* Begin *
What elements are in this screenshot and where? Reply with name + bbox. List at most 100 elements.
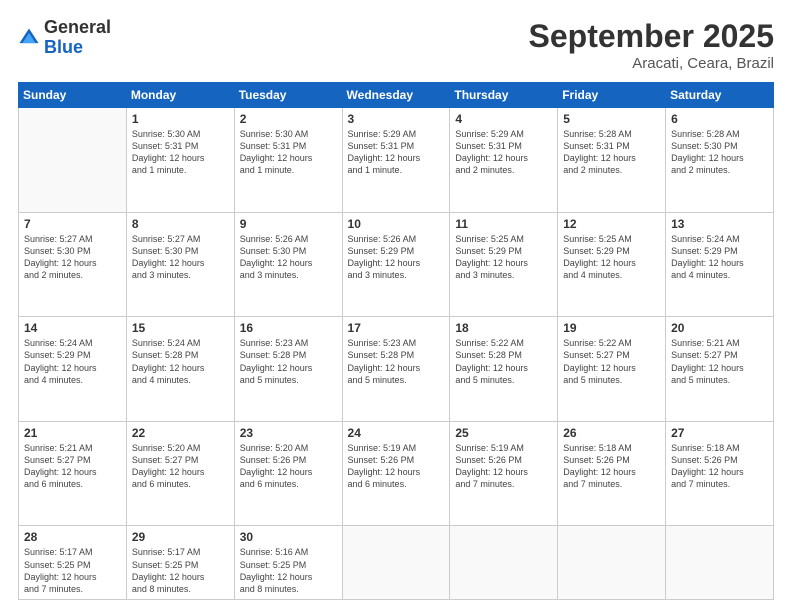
calendar-cell: 21Sunrise: 5:21 AM Sunset: 5:27 PM Dayli… bbox=[19, 421, 127, 526]
day-info: Sunrise: 5:26 AM Sunset: 5:30 PM Dayligh… bbox=[240, 233, 337, 282]
day-number: 12 bbox=[563, 217, 660, 231]
calendar-cell: 30 Sunrise: 5:16 AM Sunset: 5:25 PM Dayli… bbox=[234, 526, 342, 600]
logo: General Blue bbox=[18, 18, 111, 58]
day-number: 11 bbox=[455, 217, 552, 231]
day-number: 16 bbox=[240, 321, 337, 335]
day-info: Sunrise: 5:19 AM Sunset: 5:26 PM Dayligh… bbox=[455, 442, 552, 491]
calendar-cell: 13 Sunrise: 5:24 AM Sunset: 5:29 PM Dayli… bbox=[666, 212, 774, 317]
calendar-cell: 6Sunrise: 5:28 AM Sunset: 5:30 PM Daylig… bbox=[666, 108, 774, 213]
day-number: 20 bbox=[671, 321, 768, 335]
day-info: Sunrise: 5:17 AM Sunset: 5:25 PM Dayligh… bbox=[24, 546, 121, 595]
calendar-cell bbox=[666, 526, 774, 600]
day-info: Sunrise: 5:30 AM Sunset: 5:31 PM Dayligh… bbox=[240, 128, 337, 177]
calendar-week-3: 14 Sunrise: 5:24 AM Sunset: 5:29 PM Dayli… bbox=[19, 317, 774, 422]
day-number: 17 bbox=[348, 321, 445, 335]
calendar-week-5: 28 Sunrise: 5:17 AM Sunset: 5:25 PM Dayli… bbox=[19, 526, 774, 600]
calendar-cell: 1 Sunrise: 5:30 AM Sunset: 5:31 PM Daylig… bbox=[126, 108, 234, 213]
day-info: Sunrise: 5:20 AM Sunset: 5:27 PM Dayligh… bbox=[132, 442, 229, 491]
calendar-week-4: 21Sunrise: 5:21 AM Sunset: 5:27 PM Dayli… bbox=[19, 421, 774, 526]
weekday-header-thursday: Thursday bbox=[450, 83, 558, 108]
weekday-header-sunday: Sunday bbox=[19, 83, 127, 108]
day-info: Sunrise: 5:16 AM Sunset: 5:25 PM Dayligh… bbox=[240, 546, 337, 595]
day-info: Sunrise: 5:29 AM Sunset: 5:31 PM Dayligh… bbox=[455, 128, 552, 177]
calendar-cell: 29 Sunrise: 5:17 AM Sunset: 5:25 PM Dayli… bbox=[126, 526, 234, 600]
calendar-cell: 2 Sunrise: 5:30 AM Sunset: 5:31 PM Daylig… bbox=[234, 108, 342, 213]
day-number: 29 bbox=[132, 530, 229, 544]
day-number: 24 bbox=[348, 426, 445, 440]
day-info: Sunrise: 5:24 AM Sunset: 5:29 PM Dayligh… bbox=[24, 337, 121, 386]
day-info: Sunrise: 5:19 AM Sunset: 5:26 PM Dayligh… bbox=[348, 442, 445, 491]
logo-blue: Blue bbox=[44, 38, 111, 58]
logo-general: General bbox=[44, 18, 111, 38]
location: Aracati, Ceara, Brazil bbox=[529, 55, 774, 72]
calendar-cell: 3Sunrise: 5:29 AM Sunset: 5:31 PM Daylig… bbox=[342, 108, 450, 213]
calendar-cell: 28 Sunrise: 5:17 AM Sunset: 5:25 PM Dayli… bbox=[19, 526, 127, 600]
calendar-cell: 4 Sunrise: 5:29 AM Sunset: 5:31 PM Daylig… bbox=[450, 108, 558, 213]
day-number: 15 bbox=[132, 321, 229, 335]
calendar-cell bbox=[342, 526, 450, 600]
day-info: Sunrise: 5:24 AM Sunset: 5:29 PM Dayligh… bbox=[671, 233, 768, 282]
day-info: Sunrise: 5:26 AM Sunset: 5:29 PM Dayligh… bbox=[348, 233, 445, 282]
calendar-cell: 15 Sunrise: 5:24 AM Sunset: 5:28 PM Dayli… bbox=[126, 317, 234, 422]
logo-icon bbox=[18, 27, 40, 49]
calendar-cell: 26Sunrise: 5:18 AM Sunset: 5:26 PM Dayli… bbox=[558, 421, 666, 526]
title-block: September 2025 Aracati, Ceara, Brazil bbox=[529, 18, 774, 72]
day-info: Sunrise: 5:22 AM Sunset: 5:27 PM Dayligh… bbox=[563, 337, 660, 386]
day-number: 28 bbox=[24, 530, 121, 544]
calendar-cell: 16 Sunrise: 5:23 AM Sunset: 5:28 PM Dayli… bbox=[234, 317, 342, 422]
day-number: 27 bbox=[671, 426, 768, 440]
day-number: 6 bbox=[671, 112, 768, 126]
calendar-cell: 23 Sunrise: 5:20 AM Sunset: 5:26 PM Dayli… bbox=[234, 421, 342, 526]
weekday-header-saturday: Saturday bbox=[666, 83, 774, 108]
day-number: 1 bbox=[132, 112, 229, 126]
calendar-cell bbox=[19, 108, 127, 213]
calendar-cell: 12Sunrise: 5:25 AM Sunset: 5:29 PM Dayli… bbox=[558, 212, 666, 317]
day-number: 18 bbox=[455, 321, 552, 335]
calendar-cell bbox=[450, 526, 558, 600]
day-number: 13 bbox=[671, 217, 768, 231]
calendar-table: SundayMondayTuesdayWednesdayThursdayFrid… bbox=[18, 82, 774, 600]
day-info: Sunrise: 5:17 AM Sunset: 5:25 PM Dayligh… bbox=[132, 546, 229, 595]
day-info: Sunrise: 5:21 AM Sunset: 5:27 PM Dayligh… bbox=[671, 337, 768, 386]
calendar-week-1: 1 Sunrise: 5:30 AM Sunset: 5:31 PM Daylig… bbox=[19, 108, 774, 213]
day-number: 23 bbox=[240, 426, 337, 440]
day-number: 2 bbox=[240, 112, 337, 126]
day-info: Sunrise: 5:20 AM Sunset: 5:26 PM Dayligh… bbox=[240, 442, 337, 491]
header: General Blue September 2025 Aracati, Cea… bbox=[18, 18, 774, 72]
day-info: Sunrise: 5:27 AM Sunset: 5:30 PM Dayligh… bbox=[132, 233, 229, 282]
calendar-cell: 27 Sunrise: 5:18 AM Sunset: 5:26 PM Dayli… bbox=[666, 421, 774, 526]
day-info: Sunrise: 5:23 AM Sunset: 5:28 PM Dayligh… bbox=[240, 337, 337, 386]
day-info: Sunrise: 5:28 AM Sunset: 5:31 PM Dayligh… bbox=[563, 128, 660, 177]
day-number: 10 bbox=[348, 217, 445, 231]
weekday-header-monday: Monday bbox=[126, 83, 234, 108]
page: General Blue September 2025 Aracati, Cea… bbox=[0, 0, 792, 612]
calendar-cell: 24 Sunrise: 5:19 AM Sunset: 5:26 PM Dayli… bbox=[342, 421, 450, 526]
calendar-cell: 18 Sunrise: 5:22 AM Sunset: 5:28 PM Dayli… bbox=[450, 317, 558, 422]
day-info: Sunrise: 5:24 AM Sunset: 5:28 PM Dayligh… bbox=[132, 337, 229, 386]
day-number: 30 bbox=[240, 530, 337, 544]
calendar-week-2: 7 Sunrise: 5:27 AM Sunset: 5:30 PM Daylig… bbox=[19, 212, 774, 317]
weekday-header-friday: Friday bbox=[558, 83, 666, 108]
calendar-cell: 11Sunrise: 5:25 AM Sunset: 5:29 PM Dayli… bbox=[450, 212, 558, 317]
day-number: 4 bbox=[455, 112, 552, 126]
calendar-cell: 5 Sunrise: 5:28 AM Sunset: 5:31 PM Daylig… bbox=[558, 108, 666, 213]
day-number: 5 bbox=[563, 112, 660, 126]
day-number: 22 bbox=[132, 426, 229, 440]
calendar-cell: 9Sunrise: 5:26 AM Sunset: 5:30 PM Daylig… bbox=[234, 212, 342, 317]
day-number: 14 bbox=[24, 321, 121, 335]
day-info: Sunrise: 5:22 AM Sunset: 5:28 PM Dayligh… bbox=[455, 337, 552, 386]
calendar-cell: 25 Sunrise: 5:19 AM Sunset: 5:26 PM Dayli… bbox=[450, 421, 558, 526]
day-info: Sunrise: 5:21 AM Sunset: 5:27 PM Dayligh… bbox=[24, 442, 121, 491]
day-number: 8 bbox=[132, 217, 229, 231]
day-info: Sunrise: 5:18 AM Sunset: 5:26 PM Dayligh… bbox=[671, 442, 768, 491]
calendar-cell: 8 Sunrise: 5:27 AM Sunset: 5:30 PM Daylig… bbox=[126, 212, 234, 317]
day-number: 7 bbox=[24, 217, 121, 231]
day-info: Sunrise: 5:30 AM Sunset: 5:31 PM Dayligh… bbox=[132, 128, 229, 177]
weekday-header-row: SundayMondayTuesdayWednesdayThursdayFrid… bbox=[19, 83, 774, 108]
calendar-cell: 7Sunrise: 5:27 AM Sunset: 5:30 PM Daylig… bbox=[19, 212, 127, 317]
day-info: Sunrise: 5:29 AM Sunset: 5:31 PM Dayligh… bbox=[348, 128, 445, 177]
calendar-cell: 17 Sunrise: 5:23 AM Sunset: 5:28 PM Dayli… bbox=[342, 317, 450, 422]
day-number: 19 bbox=[563, 321, 660, 335]
day-info: Sunrise: 5:23 AM Sunset: 5:28 PM Dayligh… bbox=[348, 337, 445, 386]
day-number: 25 bbox=[455, 426, 552, 440]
* End *
Work to do: Reproduce verbatim every row above, from the one containing "calendar-cell: 21Sunrise: 5:21" down to the one containing "day-info: Sunrise: 5:16", including both of those rows.

Solution:
calendar-cell: 21Sunrise: 5:21 AM Sunset: 5:27 PM Dayli… bbox=[19, 421, 127, 526]
day-info: Sunrise: 5:26 AM Sunset: 5:30 PM Dayligh… bbox=[240, 233, 337, 282]
day-number: 12 bbox=[563, 217, 660, 231]
calendar-cell: 30 Sunrise: 5:16 AM Sunset: 5:25 PM Dayli… bbox=[234, 526, 342, 600]
logo: General Blue bbox=[18, 18, 111, 58]
day-number: 11 bbox=[455, 217, 552, 231]
day-number: 16 bbox=[240, 321, 337, 335]
day-info: Sunrise: 5:19 AM Sunset: 5:26 PM Dayligh… bbox=[455, 442, 552, 491]
calendar-cell: 13 Sunrise: 5:24 AM Sunset: 5:29 PM Dayli… bbox=[666, 212, 774, 317]
calendar-cell: 6Sunrise: 5:28 AM Sunset: 5:30 PM Daylig… bbox=[666, 108, 774, 213]
day-number: 20 bbox=[671, 321, 768, 335]
day-info: Sunrise: 5:17 AM Sunset: 5:25 PM Dayligh… bbox=[24, 546, 121, 595]
calendar-cell bbox=[666, 526, 774, 600]
day-info: Sunrise: 5:30 AM Sunset: 5:31 PM Dayligh… bbox=[240, 128, 337, 177]
calendar-week-3: 14 Sunrise: 5:24 AM Sunset: 5:29 PM Dayli… bbox=[19, 317, 774, 422]
day-number: 17 bbox=[348, 321, 445, 335]
calendar-week-5: 28 Sunrise: 5:17 AM Sunset: 5:25 PM Dayli… bbox=[19, 526, 774, 600]
calendar-cell: 1 Sunrise: 5:30 AM Sunset: 5:31 PM Daylig… bbox=[126, 108, 234, 213]
day-info: Sunrise: 5:20 AM Sunset: 5:27 PM Dayligh… bbox=[132, 442, 229, 491]
calendar-week-4: 21Sunrise: 5:21 AM Sunset: 5:27 PM Dayli… bbox=[19, 421, 774, 526]
weekday-header-thursday: Thursday bbox=[450, 83, 558, 108]
weekday-header-sunday: Sunday bbox=[19, 83, 127, 108]
day-info: Sunrise: 5:16 AM Sunset: 5:25 PM Dayligh… bbox=[240, 546, 337, 595]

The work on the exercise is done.